──────── Extracted data
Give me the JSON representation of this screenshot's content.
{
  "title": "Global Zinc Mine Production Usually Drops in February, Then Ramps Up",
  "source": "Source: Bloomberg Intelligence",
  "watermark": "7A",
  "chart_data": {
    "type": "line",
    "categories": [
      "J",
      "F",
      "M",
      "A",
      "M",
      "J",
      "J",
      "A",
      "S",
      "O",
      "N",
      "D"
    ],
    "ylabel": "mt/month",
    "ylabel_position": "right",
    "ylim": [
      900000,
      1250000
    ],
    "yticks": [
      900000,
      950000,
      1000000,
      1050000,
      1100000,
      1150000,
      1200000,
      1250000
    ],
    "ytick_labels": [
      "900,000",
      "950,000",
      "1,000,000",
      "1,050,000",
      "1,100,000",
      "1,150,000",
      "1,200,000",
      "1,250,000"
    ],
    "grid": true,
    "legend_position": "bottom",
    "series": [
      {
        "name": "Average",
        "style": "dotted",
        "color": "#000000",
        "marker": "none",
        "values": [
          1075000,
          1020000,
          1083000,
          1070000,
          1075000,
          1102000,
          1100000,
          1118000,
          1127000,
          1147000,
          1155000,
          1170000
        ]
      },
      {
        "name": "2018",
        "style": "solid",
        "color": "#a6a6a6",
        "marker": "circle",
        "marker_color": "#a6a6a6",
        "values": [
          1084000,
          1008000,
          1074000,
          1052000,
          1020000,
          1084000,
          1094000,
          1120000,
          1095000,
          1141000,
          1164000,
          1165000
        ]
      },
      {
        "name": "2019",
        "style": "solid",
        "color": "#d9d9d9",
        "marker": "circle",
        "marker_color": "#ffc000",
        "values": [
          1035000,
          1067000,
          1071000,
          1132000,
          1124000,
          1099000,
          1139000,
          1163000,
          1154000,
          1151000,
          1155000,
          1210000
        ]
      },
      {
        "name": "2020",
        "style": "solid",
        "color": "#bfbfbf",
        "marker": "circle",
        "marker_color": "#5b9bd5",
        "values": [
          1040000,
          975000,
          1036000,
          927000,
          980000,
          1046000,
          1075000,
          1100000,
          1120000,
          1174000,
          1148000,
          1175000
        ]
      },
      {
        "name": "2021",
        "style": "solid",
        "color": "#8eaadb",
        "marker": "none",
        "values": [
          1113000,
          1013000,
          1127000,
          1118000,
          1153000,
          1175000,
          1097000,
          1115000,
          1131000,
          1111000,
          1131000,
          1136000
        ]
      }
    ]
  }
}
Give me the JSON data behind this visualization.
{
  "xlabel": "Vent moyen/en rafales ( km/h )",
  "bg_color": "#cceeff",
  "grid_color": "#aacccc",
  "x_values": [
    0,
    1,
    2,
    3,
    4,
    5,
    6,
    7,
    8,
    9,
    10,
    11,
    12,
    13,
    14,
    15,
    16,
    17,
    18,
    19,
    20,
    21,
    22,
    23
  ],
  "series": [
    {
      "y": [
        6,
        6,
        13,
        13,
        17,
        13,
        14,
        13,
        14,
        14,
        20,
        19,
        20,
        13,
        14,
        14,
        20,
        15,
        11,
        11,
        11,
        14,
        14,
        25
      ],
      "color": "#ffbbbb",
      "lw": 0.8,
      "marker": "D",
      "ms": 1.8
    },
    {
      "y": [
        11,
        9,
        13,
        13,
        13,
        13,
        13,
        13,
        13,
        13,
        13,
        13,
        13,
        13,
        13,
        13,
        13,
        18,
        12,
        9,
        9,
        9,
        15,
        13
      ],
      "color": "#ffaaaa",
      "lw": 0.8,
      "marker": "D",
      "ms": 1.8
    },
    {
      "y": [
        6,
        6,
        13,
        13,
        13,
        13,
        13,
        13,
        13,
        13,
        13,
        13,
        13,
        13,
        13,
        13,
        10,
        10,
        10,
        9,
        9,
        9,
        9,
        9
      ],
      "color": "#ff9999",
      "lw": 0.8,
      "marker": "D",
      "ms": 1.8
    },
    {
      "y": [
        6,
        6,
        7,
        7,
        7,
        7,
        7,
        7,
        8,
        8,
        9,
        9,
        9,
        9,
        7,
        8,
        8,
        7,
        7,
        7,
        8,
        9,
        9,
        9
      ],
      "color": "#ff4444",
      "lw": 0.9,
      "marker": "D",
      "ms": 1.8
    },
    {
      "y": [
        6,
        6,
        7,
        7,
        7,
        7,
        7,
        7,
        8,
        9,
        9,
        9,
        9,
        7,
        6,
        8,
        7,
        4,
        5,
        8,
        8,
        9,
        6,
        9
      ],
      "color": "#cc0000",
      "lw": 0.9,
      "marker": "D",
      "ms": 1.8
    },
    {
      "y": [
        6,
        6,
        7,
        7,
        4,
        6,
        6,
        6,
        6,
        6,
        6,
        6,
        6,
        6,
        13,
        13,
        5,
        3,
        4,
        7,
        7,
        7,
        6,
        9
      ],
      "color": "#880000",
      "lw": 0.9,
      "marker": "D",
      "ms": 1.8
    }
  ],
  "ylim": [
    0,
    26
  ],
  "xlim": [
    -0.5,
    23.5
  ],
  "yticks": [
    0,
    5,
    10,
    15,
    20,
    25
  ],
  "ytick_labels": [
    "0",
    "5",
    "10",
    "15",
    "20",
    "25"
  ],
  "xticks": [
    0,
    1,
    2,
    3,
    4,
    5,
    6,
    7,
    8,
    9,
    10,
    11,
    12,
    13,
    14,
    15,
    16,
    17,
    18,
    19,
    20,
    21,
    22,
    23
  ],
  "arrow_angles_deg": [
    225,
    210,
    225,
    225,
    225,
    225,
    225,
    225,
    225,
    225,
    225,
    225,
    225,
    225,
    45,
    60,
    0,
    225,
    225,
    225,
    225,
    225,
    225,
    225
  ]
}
────────────────
> [Task objective] Copy the entries above exactly, leaving none out.

> [Written response]
Give me the JSON representation of this screenshot's content.
{
  "title": "Global Zinc Mine Production Usually Drops in February, Then Ramps Up",
  "source": "Source: Bloomberg Intelligence",
  "watermark": "7A",
  "chart_data": {
    "type": "line",
    "categories": [
      "J",
      "F",
      "M",
      "A",
      "M",
      "J",
      "J",
      "A",
      "S",
      "O",
      "N",
      "D"
    ],
    "ylabel": "mt/month",
    "ylabel_position": "right",
    "ylim": [
      900000,
      1250000
    ],
    "yticks": [
      900000,
      950000,
      1000000,
      1050000,
      1100000,
      1150000,
      1200000,
      1250000
    ],
    "ytick_labels": [
      "900,000",
      "950,000",
      "1,000,000",
      "1,050,000",
      "1,100,000",
      "1,150,000",
      "1,200,000",
      "1,250,000"
    ],
    "grid": true,
    "legend_position": "bottom",
    "series": [
      {
        "name": "Average",
        "style": "dotted",
        "color": "#000000",
        "marker": "none",
        "values": [
          1075000,
          1020000,
          1083000,
          1070000,
          1075000,
          1102000,
          1100000,
          1118000,
          1127000,
          1147000,
          1155000,
          1170000
        ]
      },
      {
        "name": "2018",
        "style": "solid",
        "color": "#a6a6a6",
        "marker": "circle",
        "marker_color": "#a6a6a6",
        "values": [
          1084000,
          1008000,
          1074000,
          1052000,
          1020000,
          1084000,
          1094000,
          1120000,
          1095000,
          1141000,
          1164000,
          1165000
        ]
      },
      {
        "name": "2019",
        "style": "solid",
        "color": "#d9d9d9",
        "marker": "circle",
        "marker_color": "#ffc000",
        "values": [
          1035000,
          1067000,
          1071000,
          1132000,
          1124000,
          1099000,
          1139000,
          1163000,
          1154000,
          1151000,
          1155000,
          1210000
        ]
      },
      {
        "name": "2020",
        "style": "solid",
        "color": "#bfbfbf",
        "marker": "circle",
        "marker_color": "#5b9bd5",
        "values": [
          1040000,
          975000,
          1036000,
          927000,
          980000,
          1046000,
          1075000,
          1100000,
          1120000,
          1174000,
          1148000,
          1175000
        ]
      },
      {
        "name": "2021",
        "style": "solid",
        "color": "#8eaadb",
        "marker": "none",
        "values": [
          1113000,
          1013000,
          1127000,
          1118000,
          1153000,
          1175000,
          1097000,
          1115000,
          1131000,
          1111000,
          1131000,
          1136000
        ]
      }
    ]
  }
}
Give me the JSON data behind this visualization.
{
  "xlabel": "Vent moyen/en rafales ( km/h )",
  "bg_color": "#cceeff",
  "grid_color": "#aacccc",
  "x_values": [
    0,
    1,
    2,
    3,
    4,
    5,
    6,
    7,
    8,
    9,
    10,
    11,
    12,
    13,
    14,
    15,
    16,
    17,
    18,
    19,
    20,
    21,
    22,
    23
  ],
  "series": [
    {
      "y": [
        6,
        6,
        13,
        13,
        17,
        13,
        14,
        13,
        14,
        14,
        20,
        19,
        20,
        13,
        14,
        14,
        20,
        15,
        11,
        11,
        11,
        14,
        14,
        25
      ],
      "color": "#ffbbbb",
      "lw": 0.8,
      "marker": "D",
      "ms": 1.8
    },
    {
      "y": [
        11,
        9,
        13,
        13,
        13,
        13,
        13,
        13,
        13,
        13,
        13,
        13,
        13,
        13,
        13,
        13,
        13,
        18,
        12,
        9,
        9,
        9,
        15,
        13
      ],
      "color": "#ffaaaa",
      "lw": 0.8,
      "marker": "D",
      "ms": 1.8
    },
    {
      "y": [
        6,
        6,
        13,
        13,
        13,
        13,
        13,
        13,
        13,
        13,
        13,
        13,
        13,
        13,
        13,
        13,
        10,
        10,
        10,
        9,
        9,
        9,
        9,
        9
      ],
      "color": "#ff9999",
      "lw": 0.8,
      "marker": "D",
      "ms": 1.8
    },
    {
      "y": [
        6,
        6,
        7,
        7,
        7,
        7,
        7,
        7,
        8,
        8,
        9,
        9,
        9,
        9,
        7,
        8,
        8,
        7,
        7,
        7,
        8,
        9,
        9,
        9
      ],
      "color": "#ff4444",
      "lw": 0.9,
      "marker": "D",
      "ms": 1.8
    },
    {
      "y": [
        6,
        6,
        7,
        7,
        7,
        7,
        7,
        7,
        8,
        9,
        9,
        9,
        9,
        7,
        6,
        8,
        7,
        4,
        5,
        8,
        8,
        9,
        6,
        9
      ],
      "color": "#cc0000",
      "lw": 0.9,
      "marker": "D",
      "ms": 1.8
    },
    {
      "y": [
        6,
        6,
        7,
        7,
        4,
        6,
        6,
        6,
        6,
        6,
        6,
        6,
        6,
        6,
        13,
        13,
        5,
        3,
        4,
        7,
        7,
        7,
        6,
        9
      ],
      "color": "#880000",
      "lw": 0.9,
      "marker": "D",
      "ms": 1.8
    }
  ],
  "ylim": [
    0,
    26
  ],
  "xlim": [
    -0.5,
    23.5
  ],
  "yticks": [
    0,
    5,
    10,
    15,
    20,
    25
  ],
  "ytick_labels": [
    "0",
    "5",
    "10",
    "15",
    "20",
    "25"
  ],
  "xticks": [
    0,
    1,
    2,
    3,
    4,
    5,
    6,
    7,
    8,
    9,
    10,
    11,
    12,
    13,
    14,
    15,
    16,
    17,
    18,
    19,
    20,
    21,
    22,
    23
  ],
  "arrow_angles_deg": [
    225,
    210,
    225,
    225,
    225,
    225,
    225,
    225,
    225,
    225,
    225,
    225,
    225,
    225,
    45,
    60,
    0,
    225,
    225,
    225,
    225,
    225,
    225,
    225
  ]
}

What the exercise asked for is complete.